▶ _EXERCISE GOAL_: Track down every line below that holds "because" and copy it.
>>>>>
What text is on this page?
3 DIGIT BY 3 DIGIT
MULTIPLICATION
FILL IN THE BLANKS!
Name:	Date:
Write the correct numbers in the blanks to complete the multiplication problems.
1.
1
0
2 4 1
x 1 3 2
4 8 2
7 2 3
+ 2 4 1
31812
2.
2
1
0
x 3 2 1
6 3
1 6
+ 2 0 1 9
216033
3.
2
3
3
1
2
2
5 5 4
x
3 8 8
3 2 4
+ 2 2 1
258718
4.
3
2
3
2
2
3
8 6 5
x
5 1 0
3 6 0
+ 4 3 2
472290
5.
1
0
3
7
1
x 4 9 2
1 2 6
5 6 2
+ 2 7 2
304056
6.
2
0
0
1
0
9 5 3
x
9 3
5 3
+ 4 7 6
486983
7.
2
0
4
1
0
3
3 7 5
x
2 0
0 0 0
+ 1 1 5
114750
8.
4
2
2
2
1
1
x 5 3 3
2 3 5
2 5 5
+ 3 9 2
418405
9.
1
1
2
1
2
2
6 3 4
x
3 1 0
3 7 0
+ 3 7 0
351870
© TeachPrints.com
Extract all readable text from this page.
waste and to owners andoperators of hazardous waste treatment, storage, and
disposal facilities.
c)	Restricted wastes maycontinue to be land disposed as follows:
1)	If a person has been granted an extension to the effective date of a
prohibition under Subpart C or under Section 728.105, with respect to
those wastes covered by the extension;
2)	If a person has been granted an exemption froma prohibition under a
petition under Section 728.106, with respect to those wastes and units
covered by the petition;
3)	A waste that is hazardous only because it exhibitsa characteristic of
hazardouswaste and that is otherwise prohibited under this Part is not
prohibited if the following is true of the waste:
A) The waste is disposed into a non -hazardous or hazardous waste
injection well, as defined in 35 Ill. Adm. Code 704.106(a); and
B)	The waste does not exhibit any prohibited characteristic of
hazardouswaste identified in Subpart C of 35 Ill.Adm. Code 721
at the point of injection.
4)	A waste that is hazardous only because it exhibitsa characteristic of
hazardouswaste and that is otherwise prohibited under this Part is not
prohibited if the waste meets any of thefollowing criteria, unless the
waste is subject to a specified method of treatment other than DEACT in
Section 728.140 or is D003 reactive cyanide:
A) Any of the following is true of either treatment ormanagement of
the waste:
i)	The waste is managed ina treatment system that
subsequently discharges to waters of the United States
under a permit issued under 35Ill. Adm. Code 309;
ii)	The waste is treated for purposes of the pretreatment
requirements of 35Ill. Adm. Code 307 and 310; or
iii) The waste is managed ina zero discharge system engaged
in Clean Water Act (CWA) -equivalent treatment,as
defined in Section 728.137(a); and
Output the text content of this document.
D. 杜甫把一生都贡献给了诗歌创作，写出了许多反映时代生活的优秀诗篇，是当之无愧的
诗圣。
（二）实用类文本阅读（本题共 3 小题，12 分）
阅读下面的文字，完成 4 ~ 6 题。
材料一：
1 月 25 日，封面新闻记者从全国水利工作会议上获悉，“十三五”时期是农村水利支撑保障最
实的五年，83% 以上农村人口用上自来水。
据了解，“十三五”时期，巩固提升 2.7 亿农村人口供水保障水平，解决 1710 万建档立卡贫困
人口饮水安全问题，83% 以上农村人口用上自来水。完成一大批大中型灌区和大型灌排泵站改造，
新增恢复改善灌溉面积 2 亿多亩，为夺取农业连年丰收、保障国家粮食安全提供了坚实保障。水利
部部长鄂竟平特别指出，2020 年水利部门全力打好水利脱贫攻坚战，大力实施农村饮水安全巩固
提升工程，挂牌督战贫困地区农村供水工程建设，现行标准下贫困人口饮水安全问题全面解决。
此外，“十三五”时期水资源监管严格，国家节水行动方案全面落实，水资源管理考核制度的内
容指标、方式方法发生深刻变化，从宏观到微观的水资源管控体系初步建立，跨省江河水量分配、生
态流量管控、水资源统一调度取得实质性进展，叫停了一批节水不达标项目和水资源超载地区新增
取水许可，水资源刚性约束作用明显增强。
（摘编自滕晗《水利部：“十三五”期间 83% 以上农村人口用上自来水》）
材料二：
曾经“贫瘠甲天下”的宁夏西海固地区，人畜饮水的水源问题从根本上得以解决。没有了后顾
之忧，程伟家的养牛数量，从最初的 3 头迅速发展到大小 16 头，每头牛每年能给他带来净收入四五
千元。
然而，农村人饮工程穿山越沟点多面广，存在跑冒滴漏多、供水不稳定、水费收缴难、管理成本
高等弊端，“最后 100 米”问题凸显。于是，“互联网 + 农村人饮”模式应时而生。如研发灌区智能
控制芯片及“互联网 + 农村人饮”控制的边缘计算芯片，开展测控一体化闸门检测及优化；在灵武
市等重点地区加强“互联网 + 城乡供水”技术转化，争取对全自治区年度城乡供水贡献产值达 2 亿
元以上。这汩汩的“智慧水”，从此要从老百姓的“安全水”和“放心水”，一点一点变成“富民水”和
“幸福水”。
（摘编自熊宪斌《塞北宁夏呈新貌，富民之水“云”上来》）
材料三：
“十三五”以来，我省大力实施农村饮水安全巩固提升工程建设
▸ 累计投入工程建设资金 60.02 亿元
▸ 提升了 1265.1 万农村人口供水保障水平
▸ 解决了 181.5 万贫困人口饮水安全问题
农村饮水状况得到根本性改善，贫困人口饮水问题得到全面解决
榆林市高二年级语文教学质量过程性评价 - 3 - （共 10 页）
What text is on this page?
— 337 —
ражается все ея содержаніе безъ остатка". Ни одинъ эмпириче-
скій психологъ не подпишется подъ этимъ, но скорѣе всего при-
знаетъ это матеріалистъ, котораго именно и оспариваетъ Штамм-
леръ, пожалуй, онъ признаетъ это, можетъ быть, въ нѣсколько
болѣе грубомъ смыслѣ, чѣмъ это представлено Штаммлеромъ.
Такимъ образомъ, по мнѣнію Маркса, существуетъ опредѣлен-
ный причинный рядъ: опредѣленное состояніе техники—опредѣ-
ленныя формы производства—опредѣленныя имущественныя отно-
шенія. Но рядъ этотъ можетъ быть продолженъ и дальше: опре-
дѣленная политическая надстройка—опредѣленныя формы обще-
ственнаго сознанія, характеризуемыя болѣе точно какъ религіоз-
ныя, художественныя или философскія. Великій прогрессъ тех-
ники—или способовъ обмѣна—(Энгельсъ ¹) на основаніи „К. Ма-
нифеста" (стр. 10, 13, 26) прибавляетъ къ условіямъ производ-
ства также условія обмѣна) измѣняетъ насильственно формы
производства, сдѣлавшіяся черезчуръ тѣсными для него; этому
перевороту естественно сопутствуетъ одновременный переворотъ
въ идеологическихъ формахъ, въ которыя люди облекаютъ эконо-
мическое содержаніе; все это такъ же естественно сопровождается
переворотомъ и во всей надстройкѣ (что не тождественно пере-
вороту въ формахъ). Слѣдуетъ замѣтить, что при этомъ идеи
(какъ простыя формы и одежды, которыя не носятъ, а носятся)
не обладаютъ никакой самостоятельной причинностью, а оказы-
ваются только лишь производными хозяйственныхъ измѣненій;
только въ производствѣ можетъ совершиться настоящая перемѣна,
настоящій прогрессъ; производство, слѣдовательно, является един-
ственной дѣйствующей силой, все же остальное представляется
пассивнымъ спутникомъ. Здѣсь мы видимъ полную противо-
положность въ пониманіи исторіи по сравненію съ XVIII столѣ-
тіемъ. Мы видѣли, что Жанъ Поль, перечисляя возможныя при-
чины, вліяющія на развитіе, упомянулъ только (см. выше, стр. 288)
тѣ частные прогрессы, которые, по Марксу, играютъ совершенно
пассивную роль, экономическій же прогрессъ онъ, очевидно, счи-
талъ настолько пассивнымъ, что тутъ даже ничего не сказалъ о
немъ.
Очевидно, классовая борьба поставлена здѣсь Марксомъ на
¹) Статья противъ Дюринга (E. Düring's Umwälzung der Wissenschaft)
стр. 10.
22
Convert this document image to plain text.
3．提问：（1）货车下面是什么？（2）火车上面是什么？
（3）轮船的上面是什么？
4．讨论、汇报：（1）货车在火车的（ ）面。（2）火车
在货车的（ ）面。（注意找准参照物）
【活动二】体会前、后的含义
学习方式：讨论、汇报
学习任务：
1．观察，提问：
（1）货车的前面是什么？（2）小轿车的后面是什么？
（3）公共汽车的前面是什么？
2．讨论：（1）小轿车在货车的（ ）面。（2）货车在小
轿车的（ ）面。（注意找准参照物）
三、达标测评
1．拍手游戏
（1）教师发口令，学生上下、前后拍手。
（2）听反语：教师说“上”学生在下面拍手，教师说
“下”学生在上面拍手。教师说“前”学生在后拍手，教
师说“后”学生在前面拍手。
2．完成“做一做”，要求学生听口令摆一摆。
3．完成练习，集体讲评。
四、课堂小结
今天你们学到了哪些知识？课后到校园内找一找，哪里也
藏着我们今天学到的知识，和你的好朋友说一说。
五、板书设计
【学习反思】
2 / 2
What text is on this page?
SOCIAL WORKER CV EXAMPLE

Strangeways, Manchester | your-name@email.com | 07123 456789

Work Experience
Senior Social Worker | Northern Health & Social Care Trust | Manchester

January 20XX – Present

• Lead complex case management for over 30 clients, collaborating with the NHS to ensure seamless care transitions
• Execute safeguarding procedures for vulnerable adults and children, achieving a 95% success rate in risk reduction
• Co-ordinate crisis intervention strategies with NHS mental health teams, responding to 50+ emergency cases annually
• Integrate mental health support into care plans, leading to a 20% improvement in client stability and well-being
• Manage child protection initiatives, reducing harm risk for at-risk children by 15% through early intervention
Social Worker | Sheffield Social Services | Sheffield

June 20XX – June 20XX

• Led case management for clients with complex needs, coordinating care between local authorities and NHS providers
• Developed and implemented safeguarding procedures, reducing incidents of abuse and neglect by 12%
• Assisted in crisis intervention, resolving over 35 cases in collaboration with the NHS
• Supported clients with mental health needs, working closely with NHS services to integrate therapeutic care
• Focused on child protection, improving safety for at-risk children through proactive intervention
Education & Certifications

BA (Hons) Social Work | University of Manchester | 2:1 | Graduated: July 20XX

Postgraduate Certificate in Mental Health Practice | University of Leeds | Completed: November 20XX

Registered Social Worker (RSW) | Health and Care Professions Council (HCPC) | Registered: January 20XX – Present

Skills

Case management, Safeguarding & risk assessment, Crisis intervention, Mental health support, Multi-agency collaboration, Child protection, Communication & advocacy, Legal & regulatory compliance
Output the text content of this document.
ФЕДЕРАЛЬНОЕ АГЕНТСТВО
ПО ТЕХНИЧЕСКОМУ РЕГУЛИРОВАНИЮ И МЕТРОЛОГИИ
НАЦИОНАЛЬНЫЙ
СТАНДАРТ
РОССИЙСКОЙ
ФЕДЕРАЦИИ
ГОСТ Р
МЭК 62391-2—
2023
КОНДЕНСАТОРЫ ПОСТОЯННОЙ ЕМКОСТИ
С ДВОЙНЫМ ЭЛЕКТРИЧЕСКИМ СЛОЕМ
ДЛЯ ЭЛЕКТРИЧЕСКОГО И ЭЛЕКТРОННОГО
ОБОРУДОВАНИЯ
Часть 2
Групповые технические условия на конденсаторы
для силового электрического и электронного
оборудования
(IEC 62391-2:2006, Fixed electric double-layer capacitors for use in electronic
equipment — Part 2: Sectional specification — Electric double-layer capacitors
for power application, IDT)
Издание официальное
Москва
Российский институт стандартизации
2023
<<<<<
▶ _RESULT_:
3)	A waste that is hazardous only because it exhibitsa characteristic of
4)	A waste that is hazardous only because it exhibitsa characteristic of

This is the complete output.